Objective:
Output the data below in full, character for character.

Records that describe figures
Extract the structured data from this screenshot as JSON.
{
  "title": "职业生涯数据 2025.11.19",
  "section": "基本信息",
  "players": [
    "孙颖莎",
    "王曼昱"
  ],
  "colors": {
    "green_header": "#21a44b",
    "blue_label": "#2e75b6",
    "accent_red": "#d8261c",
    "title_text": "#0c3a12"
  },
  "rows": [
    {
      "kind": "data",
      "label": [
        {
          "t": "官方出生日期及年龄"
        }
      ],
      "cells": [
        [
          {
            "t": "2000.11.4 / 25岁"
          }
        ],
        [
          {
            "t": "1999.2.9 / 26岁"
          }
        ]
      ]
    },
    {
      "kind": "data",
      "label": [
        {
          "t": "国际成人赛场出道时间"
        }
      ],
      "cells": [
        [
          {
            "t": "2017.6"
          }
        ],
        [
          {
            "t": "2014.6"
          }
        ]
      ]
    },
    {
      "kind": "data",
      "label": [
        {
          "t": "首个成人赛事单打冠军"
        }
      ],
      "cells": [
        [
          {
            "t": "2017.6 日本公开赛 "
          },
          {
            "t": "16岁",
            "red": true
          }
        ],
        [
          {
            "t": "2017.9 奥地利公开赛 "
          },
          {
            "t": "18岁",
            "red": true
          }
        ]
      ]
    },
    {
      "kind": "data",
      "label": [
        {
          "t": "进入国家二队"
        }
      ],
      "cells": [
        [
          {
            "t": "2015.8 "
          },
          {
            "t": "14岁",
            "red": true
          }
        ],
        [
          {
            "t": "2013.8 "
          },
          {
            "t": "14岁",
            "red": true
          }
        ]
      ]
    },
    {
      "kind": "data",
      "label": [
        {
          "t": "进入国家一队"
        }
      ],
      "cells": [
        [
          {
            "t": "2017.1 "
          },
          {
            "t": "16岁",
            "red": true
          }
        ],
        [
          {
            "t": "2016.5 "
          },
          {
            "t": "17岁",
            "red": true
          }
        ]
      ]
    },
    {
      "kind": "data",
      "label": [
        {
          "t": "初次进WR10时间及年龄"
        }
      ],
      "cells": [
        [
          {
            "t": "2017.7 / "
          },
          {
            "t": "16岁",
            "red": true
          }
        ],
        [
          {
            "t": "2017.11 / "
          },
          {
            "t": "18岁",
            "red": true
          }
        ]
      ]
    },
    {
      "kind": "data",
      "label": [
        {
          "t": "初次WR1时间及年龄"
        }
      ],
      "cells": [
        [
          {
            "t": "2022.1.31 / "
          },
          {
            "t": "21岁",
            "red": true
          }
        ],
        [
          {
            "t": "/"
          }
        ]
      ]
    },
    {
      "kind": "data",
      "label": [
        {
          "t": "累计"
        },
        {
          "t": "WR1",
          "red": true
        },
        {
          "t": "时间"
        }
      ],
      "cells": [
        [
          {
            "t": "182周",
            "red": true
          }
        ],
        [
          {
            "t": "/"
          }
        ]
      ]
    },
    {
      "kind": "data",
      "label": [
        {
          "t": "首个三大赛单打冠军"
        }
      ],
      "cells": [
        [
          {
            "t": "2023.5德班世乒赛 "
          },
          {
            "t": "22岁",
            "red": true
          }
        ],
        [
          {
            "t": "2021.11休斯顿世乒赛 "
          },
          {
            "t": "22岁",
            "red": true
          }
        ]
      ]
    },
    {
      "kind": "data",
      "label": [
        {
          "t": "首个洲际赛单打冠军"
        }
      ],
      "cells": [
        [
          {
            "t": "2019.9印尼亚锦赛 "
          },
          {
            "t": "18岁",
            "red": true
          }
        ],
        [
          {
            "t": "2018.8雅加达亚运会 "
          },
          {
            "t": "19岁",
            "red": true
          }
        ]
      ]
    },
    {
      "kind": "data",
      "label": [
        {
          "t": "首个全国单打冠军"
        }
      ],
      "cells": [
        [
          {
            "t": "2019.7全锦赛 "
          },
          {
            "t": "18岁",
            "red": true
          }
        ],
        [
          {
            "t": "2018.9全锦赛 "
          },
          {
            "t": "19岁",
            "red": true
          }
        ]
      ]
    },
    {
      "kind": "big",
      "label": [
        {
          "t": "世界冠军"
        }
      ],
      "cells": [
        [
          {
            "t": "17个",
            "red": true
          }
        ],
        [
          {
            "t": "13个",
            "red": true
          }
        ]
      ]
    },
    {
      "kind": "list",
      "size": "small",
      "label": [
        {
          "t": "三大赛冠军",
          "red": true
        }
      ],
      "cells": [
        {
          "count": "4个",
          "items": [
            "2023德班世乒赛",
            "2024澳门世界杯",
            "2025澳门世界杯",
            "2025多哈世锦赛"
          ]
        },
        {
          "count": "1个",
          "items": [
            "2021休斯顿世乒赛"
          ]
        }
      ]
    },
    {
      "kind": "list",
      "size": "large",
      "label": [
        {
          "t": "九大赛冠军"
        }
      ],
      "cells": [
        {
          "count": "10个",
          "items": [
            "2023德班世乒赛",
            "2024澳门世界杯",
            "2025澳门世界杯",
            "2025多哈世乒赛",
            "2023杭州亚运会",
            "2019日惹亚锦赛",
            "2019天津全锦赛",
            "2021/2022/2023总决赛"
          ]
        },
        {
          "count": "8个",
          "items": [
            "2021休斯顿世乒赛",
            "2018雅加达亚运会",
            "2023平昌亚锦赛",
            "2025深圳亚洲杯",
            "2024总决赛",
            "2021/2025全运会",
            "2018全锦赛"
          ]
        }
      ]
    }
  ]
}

Answer to the exercise:
Extract the structured data from this screenshot as JSON.
{
  "title": "职业生涯数据 2025.11.19",
  "section": "基本信息",
  "players": [
    "孙颖莎",
    "王曼昱"
  ],
  "colors": {
    "green_header": "#21a44b",
    "blue_label": "#2e75b6",
    "accent_red": "#d8261c",
    "title_text": "#0c3a12"
  },
  "rows": [
    {
      "kind": "data",
      "label": [
        {
          "t": "官方出生日期及年龄"
        }
      ],
      "cells": [
        [
          {
            "t": "2000.11.4 / 25岁"
          }
        ],
        [
          {
            "t": "1999.2.9 / 26岁"
          }
        ]
      ]
    },
    {
      "kind": "data",
      "label": [
        {
          "t": "国际成人赛场出道时间"
        }
      ],
      "cells": [
        [
          {
            "t": "2017.6"
          }
        ],
        [
          {
            "t": "2014.6"
          }
        ]
      ]
    },
    {
      "kind": "data",
      "label": [
        {
          "t": "首个成人赛事单打冠军"
        }
      ],
      "cells": [
        [
          {
            "t": "2017.6 日本公开赛 "
          },
          {
            "t": "16岁",
            "red": true
          }
        ],
        [
          {
            "t": "2017.9 奥地利公开赛 "
          },
          {
            "t": "18岁",
            "red": true
          }
        ]
      ]
    },
    {
      "kind": "data",
      "label": [
        {
          "t": "进入国家二队"
        }
      ],
      "cells": [
        [
          {
            "t": "2015.8 "
          },
          {
            "t": "14岁",
            "red": true
          }
        ],
        [
          {
            "t": "2013.8 "
          },
          {
            "t": "14岁",
            "red": true
          }
        ]
      ]
    },
    {
      "kind": "data",
      "label": [
        {
          "t": "进入国家一队"
        }
      ],
      "cells": [
        [
          {
            "t": "2017.1 "
          },
          {
            "t": "16岁",
            "red": true
          }
        ],
        [
          {
            "t": "2016.5 "
          },
          {
            "t": "17岁",
            "red": true
          }
        ]
      ]
    },
    {
      "kind": "data",
      "label": [
        {
          "t": "初次进WR10时间及年龄"
        }
      ],
      "cells": [
        [
          {
            "t": "2017.7 / "
          },
          {
            "t": "16岁",
            "red": true
          }
        ],
        [
          {
            "t": "2017.11 / "
          },
          {
            "t": "18岁",
            "red": true
          }
        ]
      ]
    },
    {
      "kind": "data",
      "label": [
        {
          "t": "初次WR1时间及年龄"
        }
      ],
      "cells": [
        [
          {
            "t": "2022.1.31 / "
          },
          {
            "t": "21岁",
            "red": true
          }
        ],
        [
          {
            "t": "/"
          }
        ]
      ]
    },
    {
      "kind": "data",
      "label": [
        {
          "t": "累计"
        },
        {
          "t": "WR1",
          "red": true
        },
        {
          "t": "时间"
        }
      ],
      "cells": [
        [
          {
            "t": "182周",
            "red": true
          }
        ],
        [
          {
            "t": "/"
          }
        ]
      ]
    },
    {
      "kind": "data",
      "label": [
        {
          "t": "首个三大赛单打冠军"
        }
      ],
      "cells": [
        [
          {
            "t": "2023.5德班世乒赛 "
          },
          {
            "t": "22岁",
            "red": true
          }
        ],
        [
          {
            "t": "2021.11休斯顿世乒赛 "
          },
          {
            "t": "22岁",
            "red": true
          }
        ]
      ]
    },
    {
      "kind": "data",
      "label": [
        {
          "t": "首个洲际赛单打冠军"
        }
      ],
      "cells": [
        [
          {
            "t": "2019.9印尼亚锦赛 "
          },
          {
            "t": "18岁",
            "red": true
          }
        ],
        [
          {
            "t": "2018.8雅加达亚运会 "
          },
          {
            "t": "19岁",
            "red": true
          }
        ]
      ]
    },
    {
      "kind": "data",
      "label": [
        {
          "t": "首个全国单打冠军"
        }
      ],
      "cells": [
        [
          {
            "t": "2019.7全锦赛 "
          },
          {
            "t": "18岁",
            "red": true
          }
        ],
        [
          {
            "t": "2018.9全锦赛 "
          },
          {
            "t": "19岁",
            "red": true
          }
        ]
      ]
    },
    {
      "kind": "big",
      "label": [
        {
          "t": "世界冠军"
        }
      ],
      "cells": [
        [
          {
            "t": "17个",
            "red": true
          }
        ],
        [
          {
            "t": "13个",
            "red": true
          }
        ]
      ]
    },
    {
      "kind": "list",
      "size": "small",
      "label": [
        {
          "t": "三大赛冠军",
          "red": true
        }
      ],
      "cells": [
        {
          "count": "4个",
          "items": [
            "2023德班世乒赛",
            "2024澳门世界杯",
            "2025澳门世界杯",
            "2025多哈世锦赛"
          ]
        },
        {
          "count": "1个",
          "items": [
            "2021休斯顿世乒赛"
          ]
        }
      ]
    },
    {
      "kind": "list",
      "size": "large",
      "label": [
        {
          "t": "九大赛冠军"
        }
      ],
      "cells": [
        {
          "count": "10个",
          "items": [
            "2023德班世乒赛",
            "2024澳门世界杯",
            "2025澳门世界杯",
            "2025多哈世乒赛",
            "2023杭州亚运会",
            "2019日惹亚锦赛",
            "2019天津全锦赛",
            "2021/2022/2023总决赛"
          ]
        },
        {
          "count": "8个",
          "items": [
            "2021休斯顿世乒赛",
            "2018雅加达亚运会",
            "2023平昌亚锦赛",
            "2025深圳亚洲杯",
            "2024总决赛",
            "2021/2025全运会",
            "2018全锦赛"
          ]
        }
      ]
    }
  ]
}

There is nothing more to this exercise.